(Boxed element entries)
□ □ □

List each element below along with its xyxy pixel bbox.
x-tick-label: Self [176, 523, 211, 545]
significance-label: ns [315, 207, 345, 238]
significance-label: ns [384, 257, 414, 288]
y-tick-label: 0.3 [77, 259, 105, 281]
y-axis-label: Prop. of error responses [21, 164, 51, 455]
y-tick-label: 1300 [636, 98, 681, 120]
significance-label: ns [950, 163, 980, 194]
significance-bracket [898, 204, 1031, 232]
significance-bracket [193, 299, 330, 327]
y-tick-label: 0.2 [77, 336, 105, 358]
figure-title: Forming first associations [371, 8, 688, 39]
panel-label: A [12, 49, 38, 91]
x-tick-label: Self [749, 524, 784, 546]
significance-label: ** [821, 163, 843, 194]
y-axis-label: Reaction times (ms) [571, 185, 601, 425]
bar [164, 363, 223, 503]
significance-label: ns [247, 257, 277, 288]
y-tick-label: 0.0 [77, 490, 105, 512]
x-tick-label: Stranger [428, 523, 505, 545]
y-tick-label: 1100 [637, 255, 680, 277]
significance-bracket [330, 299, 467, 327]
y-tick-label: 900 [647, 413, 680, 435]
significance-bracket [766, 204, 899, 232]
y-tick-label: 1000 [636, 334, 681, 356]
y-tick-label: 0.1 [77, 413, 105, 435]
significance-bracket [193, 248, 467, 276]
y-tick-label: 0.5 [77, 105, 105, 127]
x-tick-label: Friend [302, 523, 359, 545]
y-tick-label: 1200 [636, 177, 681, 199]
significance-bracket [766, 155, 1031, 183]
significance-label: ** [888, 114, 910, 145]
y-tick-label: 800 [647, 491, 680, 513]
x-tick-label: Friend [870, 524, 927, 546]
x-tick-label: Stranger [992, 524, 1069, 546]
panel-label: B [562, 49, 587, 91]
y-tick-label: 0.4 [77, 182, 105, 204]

□ □ □

| Problem statement |
Reproduce verbatim the stretch from the start of the records through the line containing "x-tick-label: Self [749, 524, 784, 546]", and nothing beyond it.

| The result |
List each element below along with its xyxy pixel bbox.
x-tick-label: Self [176, 523, 211, 545]
significance-label: ns [315, 207, 345, 238]
significance-label: ns [384, 257, 414, 288]
y-tick-label: 0.3 [77, 259, 105, 281]
y-axis-label: Prop. of error responses [21, 164, 51, 455]
y-tick-label: 1300 [636, 98, 681, 120]
significance-label: ns [950, 163, 980, 194]
significance-bracket [898, 204, 1031, 232]
significance-bracket [193, 299, 330, 327]
y-tick-label: 0.2 [77, 336, 105, 358]
figure-title: Forming first associations [371, 8, 688, 39]
panel-label: A [12, 49, 38, 91]
x-tick-label: Self [749, 524, 784, 546]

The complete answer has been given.